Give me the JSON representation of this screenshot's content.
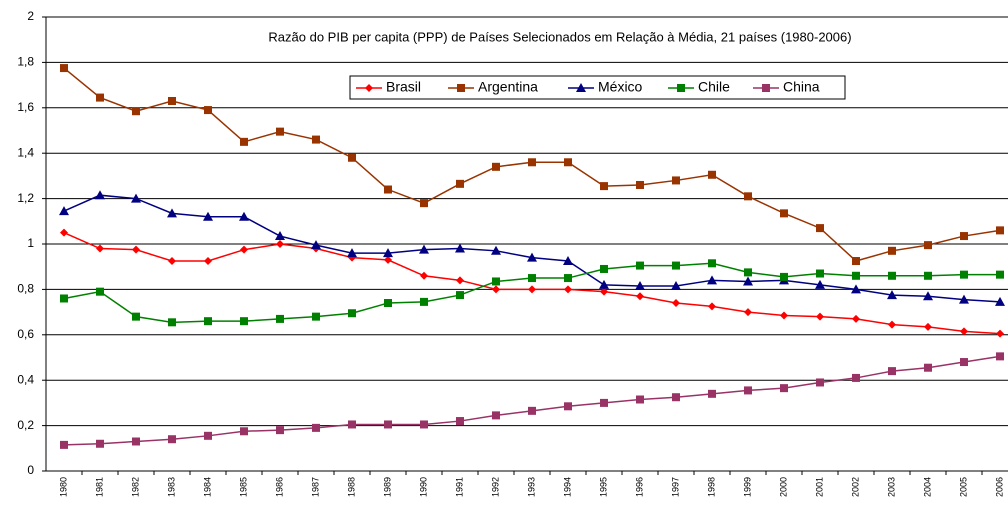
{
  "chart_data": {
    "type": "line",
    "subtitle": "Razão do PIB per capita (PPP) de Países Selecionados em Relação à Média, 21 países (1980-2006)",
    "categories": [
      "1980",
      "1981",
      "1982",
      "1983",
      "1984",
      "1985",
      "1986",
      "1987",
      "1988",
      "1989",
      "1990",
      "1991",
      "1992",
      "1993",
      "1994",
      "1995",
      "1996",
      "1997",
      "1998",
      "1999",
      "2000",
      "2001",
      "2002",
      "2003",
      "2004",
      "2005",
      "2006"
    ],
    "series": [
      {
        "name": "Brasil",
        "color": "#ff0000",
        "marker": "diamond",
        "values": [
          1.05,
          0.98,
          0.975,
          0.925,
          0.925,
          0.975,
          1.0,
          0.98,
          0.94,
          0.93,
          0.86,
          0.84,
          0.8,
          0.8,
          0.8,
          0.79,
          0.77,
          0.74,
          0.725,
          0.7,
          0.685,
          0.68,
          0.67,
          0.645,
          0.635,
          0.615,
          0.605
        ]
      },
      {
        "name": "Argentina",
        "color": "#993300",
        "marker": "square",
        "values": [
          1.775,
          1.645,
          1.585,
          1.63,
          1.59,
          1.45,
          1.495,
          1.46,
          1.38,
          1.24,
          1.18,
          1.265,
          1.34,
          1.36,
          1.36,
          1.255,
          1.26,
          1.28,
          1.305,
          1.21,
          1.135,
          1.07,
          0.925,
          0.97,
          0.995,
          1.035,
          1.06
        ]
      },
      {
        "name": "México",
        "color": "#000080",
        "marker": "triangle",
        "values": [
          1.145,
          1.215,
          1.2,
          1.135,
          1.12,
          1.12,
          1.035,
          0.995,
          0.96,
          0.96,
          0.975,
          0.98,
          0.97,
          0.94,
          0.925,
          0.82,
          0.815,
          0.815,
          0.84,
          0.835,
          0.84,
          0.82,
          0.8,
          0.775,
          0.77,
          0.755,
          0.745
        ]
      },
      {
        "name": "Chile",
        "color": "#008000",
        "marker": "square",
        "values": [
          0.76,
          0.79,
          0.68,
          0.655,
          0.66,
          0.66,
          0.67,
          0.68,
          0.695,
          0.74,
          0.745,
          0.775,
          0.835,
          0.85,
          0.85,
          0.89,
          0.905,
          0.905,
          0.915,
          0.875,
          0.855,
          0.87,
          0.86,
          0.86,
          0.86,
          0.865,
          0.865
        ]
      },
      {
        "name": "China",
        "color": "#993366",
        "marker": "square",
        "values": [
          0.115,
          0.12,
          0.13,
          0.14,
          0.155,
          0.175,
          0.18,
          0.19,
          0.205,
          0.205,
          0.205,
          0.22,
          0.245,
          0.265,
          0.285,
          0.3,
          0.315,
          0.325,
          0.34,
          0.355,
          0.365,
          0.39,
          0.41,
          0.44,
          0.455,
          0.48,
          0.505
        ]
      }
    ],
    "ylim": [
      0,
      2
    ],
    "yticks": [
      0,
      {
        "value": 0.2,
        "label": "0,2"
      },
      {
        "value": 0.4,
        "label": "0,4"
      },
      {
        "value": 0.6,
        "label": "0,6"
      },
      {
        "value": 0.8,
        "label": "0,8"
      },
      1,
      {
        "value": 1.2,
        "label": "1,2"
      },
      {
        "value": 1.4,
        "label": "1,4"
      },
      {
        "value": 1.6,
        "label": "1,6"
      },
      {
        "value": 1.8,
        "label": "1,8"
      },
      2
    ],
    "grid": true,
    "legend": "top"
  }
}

--------------------------------------------------

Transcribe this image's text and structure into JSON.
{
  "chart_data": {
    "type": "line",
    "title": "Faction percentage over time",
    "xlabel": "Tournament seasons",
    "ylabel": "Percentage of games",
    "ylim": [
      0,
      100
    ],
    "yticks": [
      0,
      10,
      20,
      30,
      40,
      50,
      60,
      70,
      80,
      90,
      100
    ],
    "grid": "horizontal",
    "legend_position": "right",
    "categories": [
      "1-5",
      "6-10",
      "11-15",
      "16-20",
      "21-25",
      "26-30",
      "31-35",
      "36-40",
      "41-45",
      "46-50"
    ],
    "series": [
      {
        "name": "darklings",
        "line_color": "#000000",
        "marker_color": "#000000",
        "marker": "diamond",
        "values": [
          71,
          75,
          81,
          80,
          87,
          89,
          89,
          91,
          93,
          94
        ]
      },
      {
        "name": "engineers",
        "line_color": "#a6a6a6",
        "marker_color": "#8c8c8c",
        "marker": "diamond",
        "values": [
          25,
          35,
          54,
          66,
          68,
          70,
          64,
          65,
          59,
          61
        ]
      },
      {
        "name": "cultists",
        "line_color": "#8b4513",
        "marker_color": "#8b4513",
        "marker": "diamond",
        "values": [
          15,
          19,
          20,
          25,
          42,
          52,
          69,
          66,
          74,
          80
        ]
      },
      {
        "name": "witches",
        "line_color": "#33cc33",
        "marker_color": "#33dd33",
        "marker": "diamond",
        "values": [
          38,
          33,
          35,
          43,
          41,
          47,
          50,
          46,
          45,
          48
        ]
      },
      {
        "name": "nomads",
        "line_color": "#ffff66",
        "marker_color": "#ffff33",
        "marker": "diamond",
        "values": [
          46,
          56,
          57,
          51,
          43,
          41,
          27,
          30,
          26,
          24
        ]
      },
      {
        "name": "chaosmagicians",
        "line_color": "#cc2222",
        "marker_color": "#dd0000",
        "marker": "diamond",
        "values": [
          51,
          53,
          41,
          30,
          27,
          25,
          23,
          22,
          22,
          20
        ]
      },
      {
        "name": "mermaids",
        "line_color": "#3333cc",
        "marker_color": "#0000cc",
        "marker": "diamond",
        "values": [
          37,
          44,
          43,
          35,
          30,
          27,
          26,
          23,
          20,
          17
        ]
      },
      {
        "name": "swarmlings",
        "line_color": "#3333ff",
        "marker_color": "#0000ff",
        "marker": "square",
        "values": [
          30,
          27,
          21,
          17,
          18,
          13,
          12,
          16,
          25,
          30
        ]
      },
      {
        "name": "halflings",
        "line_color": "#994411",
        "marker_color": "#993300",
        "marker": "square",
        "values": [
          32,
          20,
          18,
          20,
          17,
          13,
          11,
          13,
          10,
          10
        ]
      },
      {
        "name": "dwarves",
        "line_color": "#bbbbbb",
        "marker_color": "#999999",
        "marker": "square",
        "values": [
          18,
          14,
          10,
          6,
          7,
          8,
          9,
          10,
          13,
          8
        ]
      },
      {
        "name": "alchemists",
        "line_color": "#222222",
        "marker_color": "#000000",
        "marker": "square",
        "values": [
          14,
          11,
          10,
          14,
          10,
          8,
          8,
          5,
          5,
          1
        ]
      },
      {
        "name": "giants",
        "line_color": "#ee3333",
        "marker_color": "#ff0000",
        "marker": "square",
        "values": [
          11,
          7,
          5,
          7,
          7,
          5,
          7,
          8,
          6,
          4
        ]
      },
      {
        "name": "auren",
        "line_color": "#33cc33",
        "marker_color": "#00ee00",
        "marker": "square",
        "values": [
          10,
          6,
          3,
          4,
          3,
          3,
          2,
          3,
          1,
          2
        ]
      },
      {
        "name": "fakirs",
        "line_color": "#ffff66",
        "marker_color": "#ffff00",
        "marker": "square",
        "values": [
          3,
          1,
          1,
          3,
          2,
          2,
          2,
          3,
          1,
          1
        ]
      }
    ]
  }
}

--------------------------------------------------

Make a copy of each line that contains the string "this".

## [Output]
Give me the JSON representation of this screenshot's content.
Transcribe this image's text and structure into JSON.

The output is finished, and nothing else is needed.